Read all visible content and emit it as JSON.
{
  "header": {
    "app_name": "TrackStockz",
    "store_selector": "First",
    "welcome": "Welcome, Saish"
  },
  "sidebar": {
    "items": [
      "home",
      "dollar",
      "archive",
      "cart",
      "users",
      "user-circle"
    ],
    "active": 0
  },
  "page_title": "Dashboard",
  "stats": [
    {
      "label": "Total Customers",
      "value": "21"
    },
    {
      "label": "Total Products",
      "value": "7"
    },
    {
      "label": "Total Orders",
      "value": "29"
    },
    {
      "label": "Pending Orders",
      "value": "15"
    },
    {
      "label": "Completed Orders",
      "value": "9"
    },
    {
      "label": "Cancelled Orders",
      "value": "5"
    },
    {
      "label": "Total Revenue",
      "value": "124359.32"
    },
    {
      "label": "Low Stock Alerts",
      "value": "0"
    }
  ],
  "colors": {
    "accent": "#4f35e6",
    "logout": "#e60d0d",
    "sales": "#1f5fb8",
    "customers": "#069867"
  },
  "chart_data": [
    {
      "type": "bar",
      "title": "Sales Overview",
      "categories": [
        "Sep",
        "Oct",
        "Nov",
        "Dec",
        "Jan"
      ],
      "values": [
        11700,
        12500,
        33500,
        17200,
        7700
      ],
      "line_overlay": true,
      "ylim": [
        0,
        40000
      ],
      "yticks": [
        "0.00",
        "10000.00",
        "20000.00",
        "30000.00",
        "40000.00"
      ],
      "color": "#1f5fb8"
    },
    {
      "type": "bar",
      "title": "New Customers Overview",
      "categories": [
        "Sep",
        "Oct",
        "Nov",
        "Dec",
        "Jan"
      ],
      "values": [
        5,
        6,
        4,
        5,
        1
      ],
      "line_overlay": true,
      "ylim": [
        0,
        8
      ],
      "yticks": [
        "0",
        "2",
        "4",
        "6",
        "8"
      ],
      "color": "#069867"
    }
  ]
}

* WHAT IS EXPECTED:
Exact output of every entry is required.

* PROBLEM SOLUTION:
Read all visible content and emit it as JSON.
{
  "header": {
    "app_name": "TrackStockz",
    "store_selector": "First",
    "welcome": "Welcome, Saish"
  },
  "sidebar": {
    "items": [
      "home",
      "dollar",
      "archive",
      "cart",
      "users",
      "user-circle"
    ],
    "active": 0
  },
  "page_title": "Dashboard",
  "stats": [
    {
      "label": "Total Customers",
      "value": "21"
    },
    {
      "label": "Total Products",
      "value": "7"
    },
    {
      "label": "Total Orders",
      "value": "29"
    },
    {
      "label": "Pending Orders",
      "value": "15"
    },
    {
      "label": "Completed Orders",
      "value": "9"
    },
    {
      "label": "Cancelled Orders",
      "value": "5"
    },
    {
      "label": "Total Revenue",
      "value": "124359.32"
    },
    {
      "label": "Low Stock Alerts",
      "value": "0"
    }
  ],
  "colors": {
    "accent": "#4f35e6",
    "logout": "#e60d0d",
    "sales": "#1f5fb8",
    "customers": "#069867"
  },
  "chart_data": [
    {
      "type": "bar",
      "title": "Sales Overview",
      "categories": [
        "Sep",
        "Oct",
        "Nov",
        "Dec",
        "Jan"
      ],
      "values": [
        11700,
        12500,
        33500,
        17200,
        7700
      ],
      "line_overlay": true,
      "ylim": [
        0,
        40000
      ],
      "yticks": [
        "0.00",
        "10000.00",
        "20000.00",
        "30000.00",
        "40000.00"
      ],
      "color": "#1f5fb8"
    },
    {
      "type": "bar",
      "title": "New Customers Overview",
      "categories": [
        "Sep",
        "Oct",
        "Nov",
        "Dec",
        "Jan"
      ],
      "values": [
        5,
        6,
        4,
        5,
        1
      ],
      "line_overlay": true,
      "ylim": [
        0,
        8
      ],
      "yticks": [
        "0",
        "2",
        "4",
        "6",
        "8"
      ],
      "color": "#069867"
    }
  ]
}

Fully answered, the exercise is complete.